• Written problem: Identify every line in the records below that contains the word "Средство", and copy each of those lines.

• Entries taken from a collection:

——

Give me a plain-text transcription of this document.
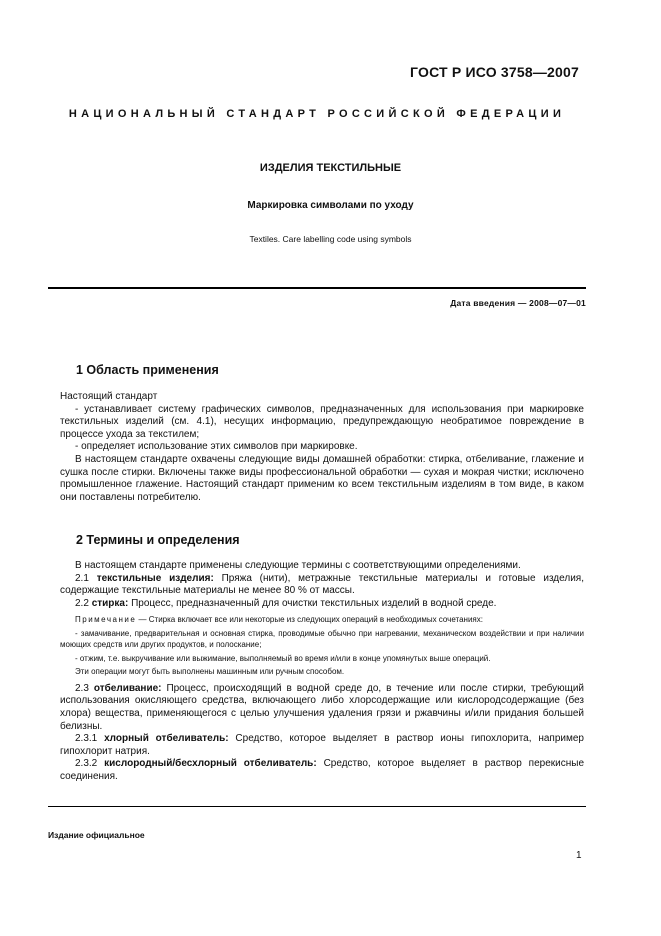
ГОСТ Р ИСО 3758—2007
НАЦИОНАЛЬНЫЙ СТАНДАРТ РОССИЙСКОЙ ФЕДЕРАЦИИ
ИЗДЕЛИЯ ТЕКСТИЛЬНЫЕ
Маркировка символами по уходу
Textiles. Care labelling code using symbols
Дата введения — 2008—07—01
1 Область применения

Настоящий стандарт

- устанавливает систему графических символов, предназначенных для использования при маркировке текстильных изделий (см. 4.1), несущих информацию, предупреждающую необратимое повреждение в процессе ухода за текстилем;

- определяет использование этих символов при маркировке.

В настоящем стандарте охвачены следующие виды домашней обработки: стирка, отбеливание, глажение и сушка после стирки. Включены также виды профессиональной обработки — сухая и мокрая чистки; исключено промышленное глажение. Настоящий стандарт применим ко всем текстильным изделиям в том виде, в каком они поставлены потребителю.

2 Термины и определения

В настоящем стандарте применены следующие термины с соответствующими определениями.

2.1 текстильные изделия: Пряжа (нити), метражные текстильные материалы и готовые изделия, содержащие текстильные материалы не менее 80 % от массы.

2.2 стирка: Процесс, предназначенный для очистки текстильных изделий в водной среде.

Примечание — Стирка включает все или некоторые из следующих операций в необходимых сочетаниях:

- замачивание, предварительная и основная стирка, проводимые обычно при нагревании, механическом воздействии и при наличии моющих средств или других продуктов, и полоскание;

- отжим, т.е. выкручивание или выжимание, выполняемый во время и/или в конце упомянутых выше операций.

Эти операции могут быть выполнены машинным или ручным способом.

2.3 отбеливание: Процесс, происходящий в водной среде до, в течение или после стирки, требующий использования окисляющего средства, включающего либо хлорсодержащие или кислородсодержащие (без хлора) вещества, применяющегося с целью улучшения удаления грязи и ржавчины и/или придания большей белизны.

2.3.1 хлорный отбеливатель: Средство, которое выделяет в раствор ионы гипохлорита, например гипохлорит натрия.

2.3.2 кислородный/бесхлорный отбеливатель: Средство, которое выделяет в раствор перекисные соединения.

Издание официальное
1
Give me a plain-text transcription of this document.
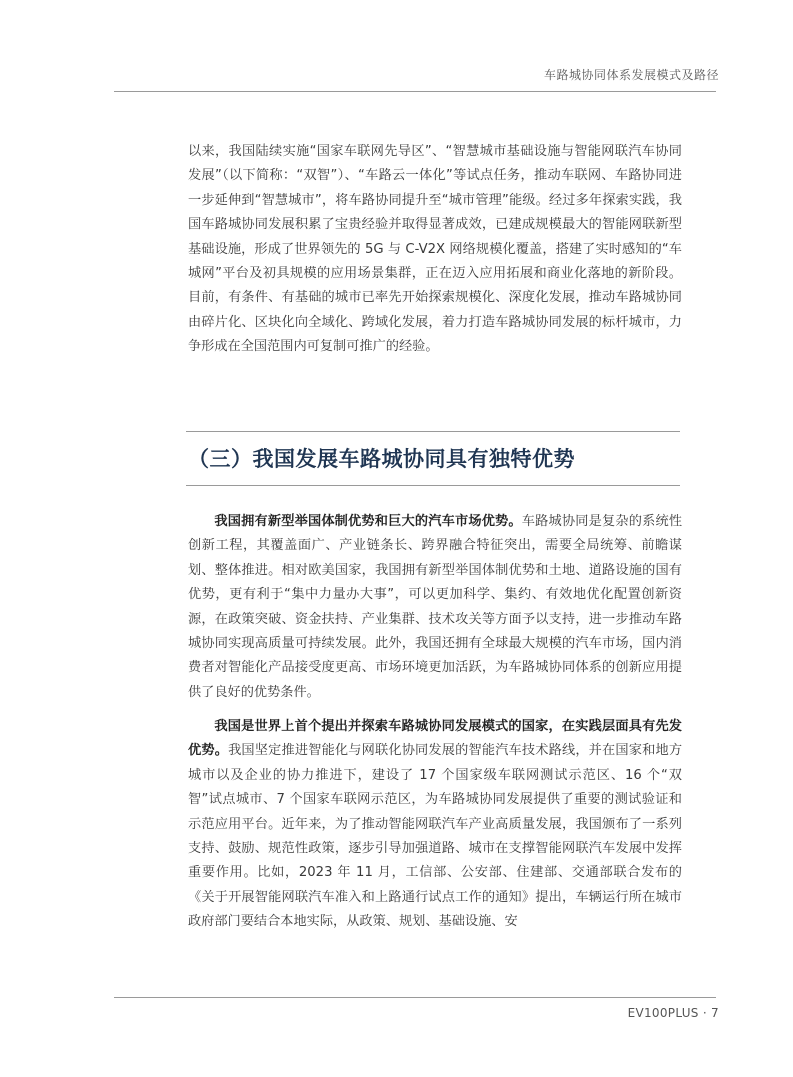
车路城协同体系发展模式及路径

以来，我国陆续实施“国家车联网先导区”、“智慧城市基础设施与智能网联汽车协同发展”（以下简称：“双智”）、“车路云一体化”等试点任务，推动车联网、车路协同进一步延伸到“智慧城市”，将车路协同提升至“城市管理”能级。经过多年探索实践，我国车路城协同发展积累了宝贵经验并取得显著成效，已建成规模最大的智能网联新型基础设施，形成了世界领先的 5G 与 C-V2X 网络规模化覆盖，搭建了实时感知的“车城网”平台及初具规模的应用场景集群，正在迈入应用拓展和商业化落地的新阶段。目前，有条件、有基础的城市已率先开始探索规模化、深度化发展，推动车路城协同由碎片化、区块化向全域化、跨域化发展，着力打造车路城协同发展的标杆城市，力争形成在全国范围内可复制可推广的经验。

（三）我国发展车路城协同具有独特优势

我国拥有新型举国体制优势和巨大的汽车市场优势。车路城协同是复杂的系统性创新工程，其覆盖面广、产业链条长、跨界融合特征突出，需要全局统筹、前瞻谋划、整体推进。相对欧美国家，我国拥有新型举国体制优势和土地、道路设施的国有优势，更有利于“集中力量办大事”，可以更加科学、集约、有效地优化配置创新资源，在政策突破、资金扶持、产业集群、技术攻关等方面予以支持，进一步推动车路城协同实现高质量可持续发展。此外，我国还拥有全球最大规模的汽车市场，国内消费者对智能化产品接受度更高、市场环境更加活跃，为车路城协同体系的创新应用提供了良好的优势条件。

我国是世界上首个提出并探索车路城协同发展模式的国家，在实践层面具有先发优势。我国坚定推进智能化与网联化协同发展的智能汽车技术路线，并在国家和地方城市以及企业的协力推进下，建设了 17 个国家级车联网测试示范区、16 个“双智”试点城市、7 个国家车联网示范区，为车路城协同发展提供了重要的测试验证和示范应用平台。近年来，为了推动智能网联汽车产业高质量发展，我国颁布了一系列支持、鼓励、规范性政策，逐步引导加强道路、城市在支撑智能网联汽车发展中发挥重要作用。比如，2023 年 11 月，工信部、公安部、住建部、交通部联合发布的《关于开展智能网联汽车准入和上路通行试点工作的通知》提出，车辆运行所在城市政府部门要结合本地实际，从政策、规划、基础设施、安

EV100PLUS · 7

——

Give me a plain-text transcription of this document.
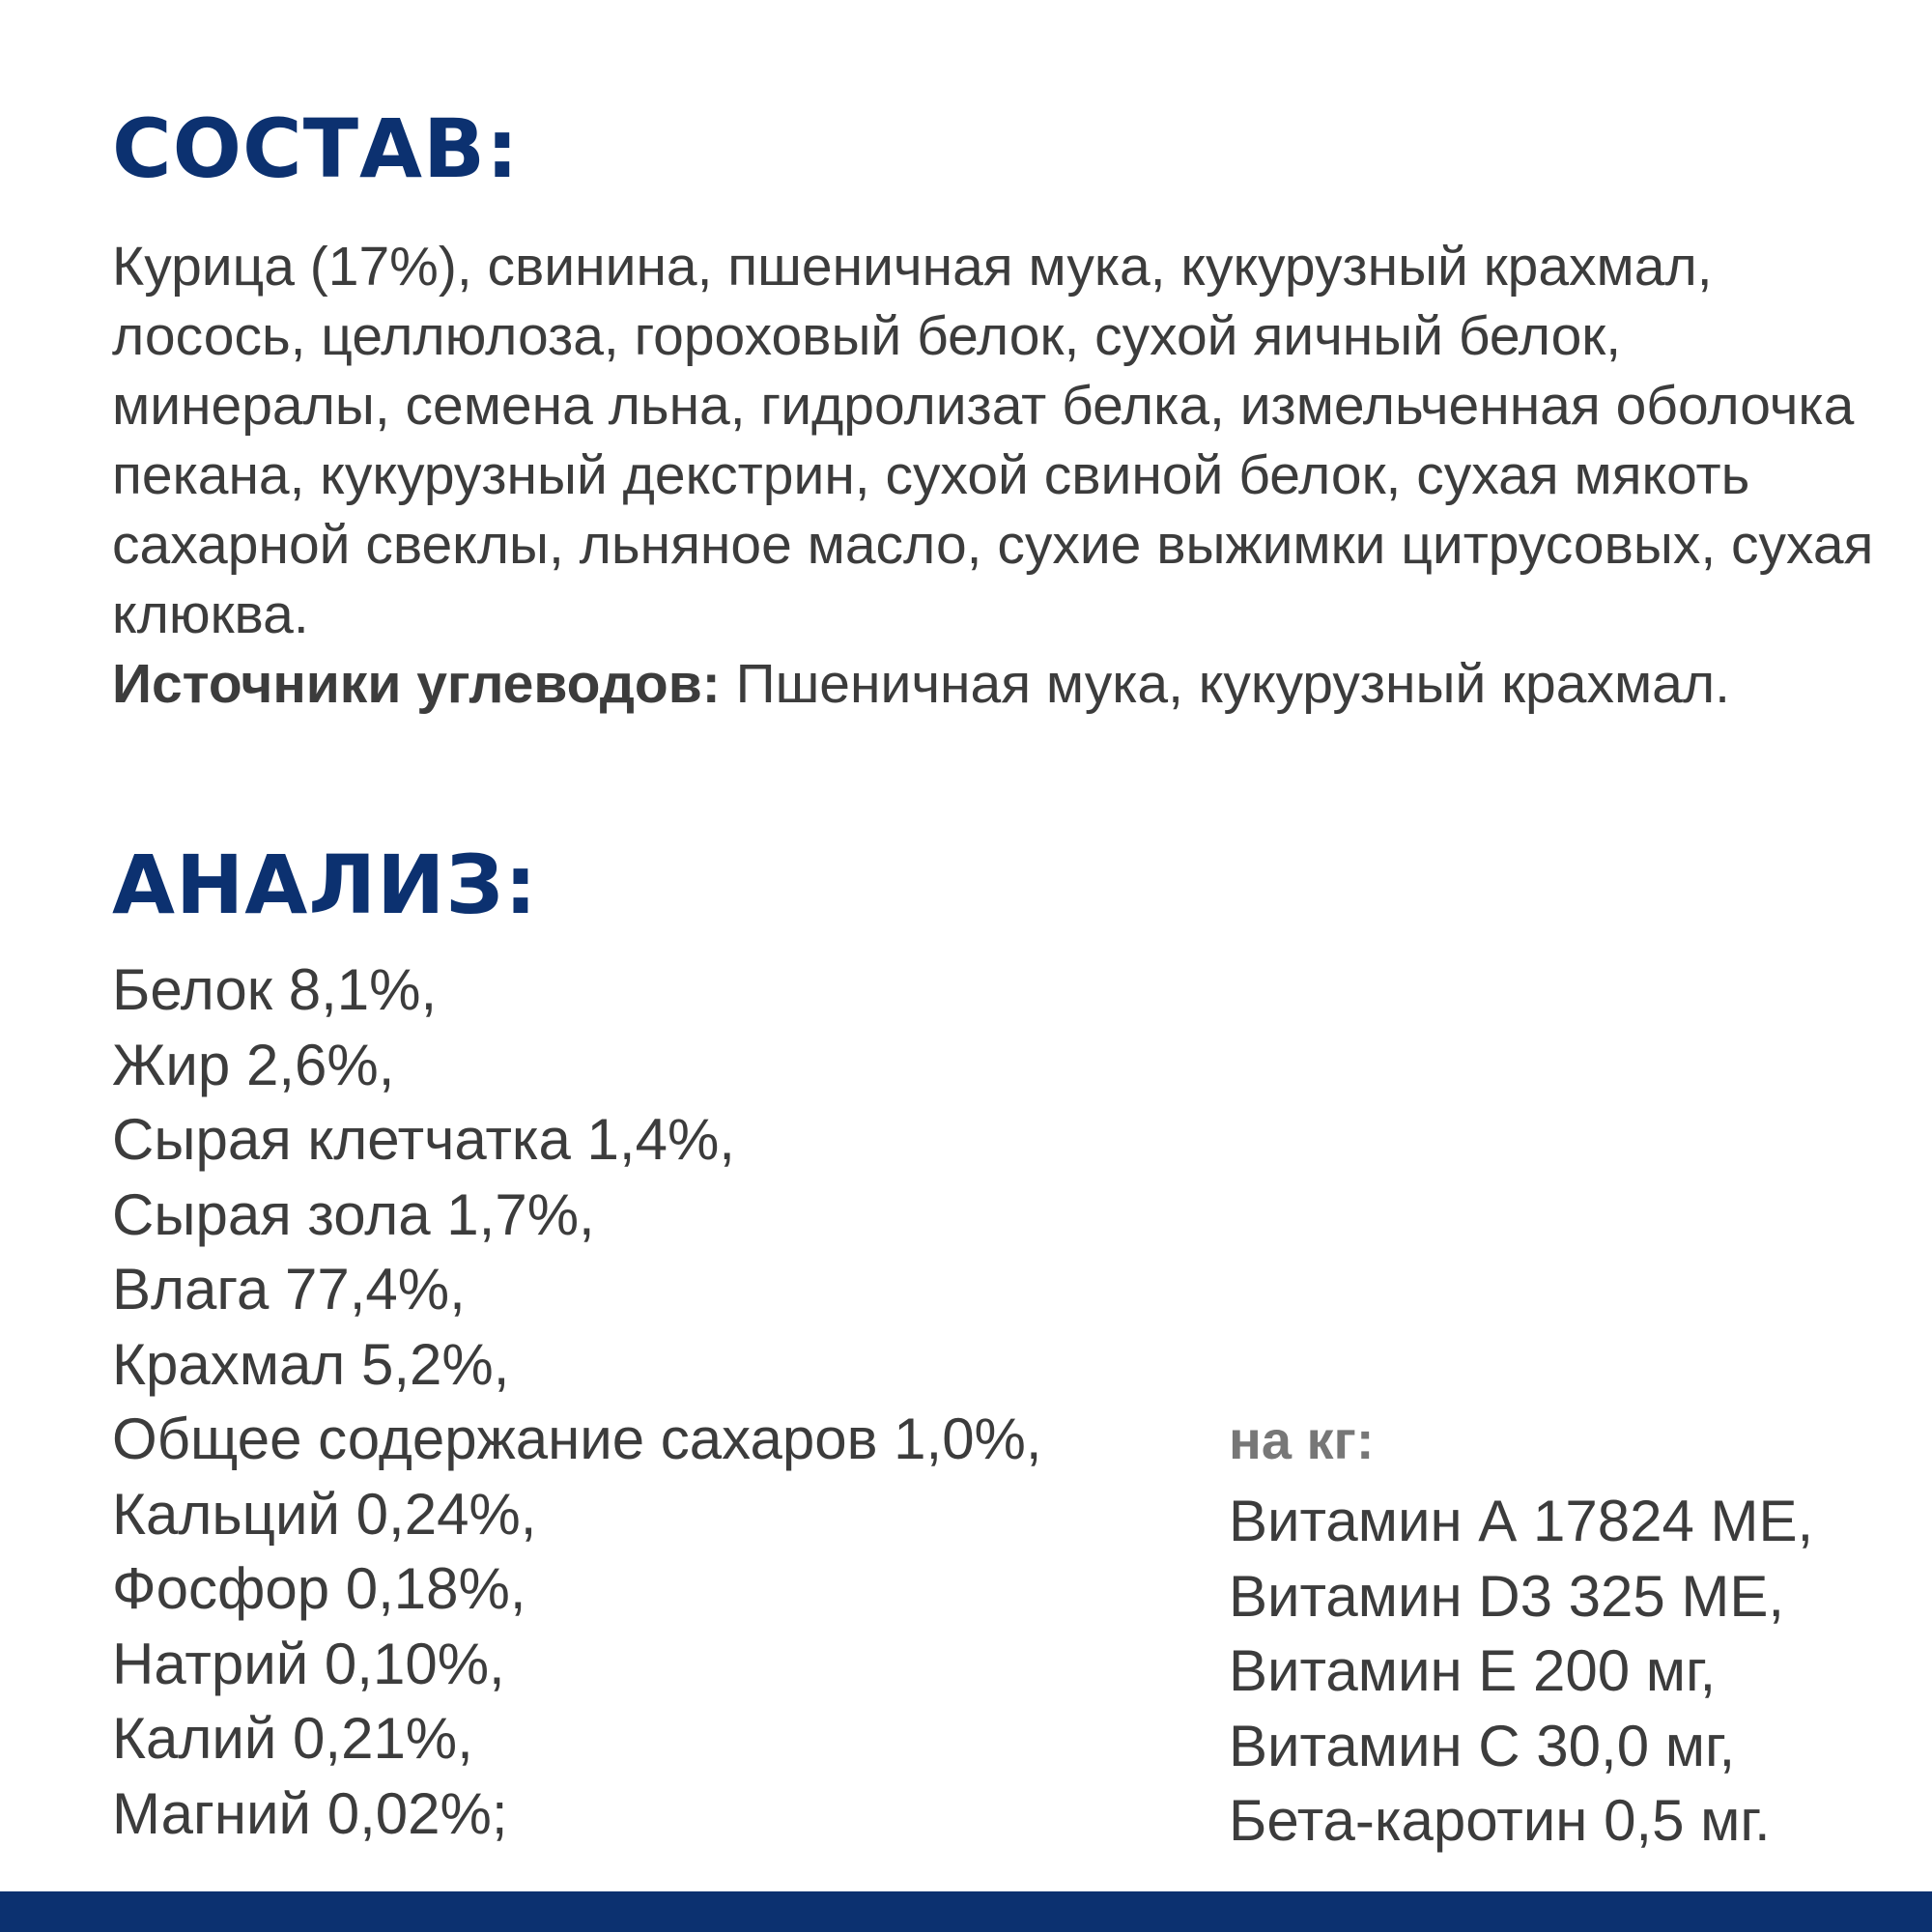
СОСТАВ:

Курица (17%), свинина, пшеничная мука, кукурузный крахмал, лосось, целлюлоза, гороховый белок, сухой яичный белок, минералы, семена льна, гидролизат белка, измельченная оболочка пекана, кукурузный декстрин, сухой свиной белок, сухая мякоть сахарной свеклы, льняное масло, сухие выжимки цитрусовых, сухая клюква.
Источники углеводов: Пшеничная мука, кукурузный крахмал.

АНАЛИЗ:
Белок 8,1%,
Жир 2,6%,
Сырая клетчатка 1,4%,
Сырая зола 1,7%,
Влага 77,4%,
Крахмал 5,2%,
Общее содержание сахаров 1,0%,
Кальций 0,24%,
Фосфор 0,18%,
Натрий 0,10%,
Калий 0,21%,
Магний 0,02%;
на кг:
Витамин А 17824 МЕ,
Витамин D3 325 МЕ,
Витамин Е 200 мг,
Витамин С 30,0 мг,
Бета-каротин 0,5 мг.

——

• Exercise output:
2.3.1 хлорный отбеливатель: Средство, которое выделяет в раствор ионы гипохлорита, например гипохлорит натрия.
2.3.2 кислородный/бесхлорный отбеливатель: Средство, которое выделяет в раствор перекисные соединения.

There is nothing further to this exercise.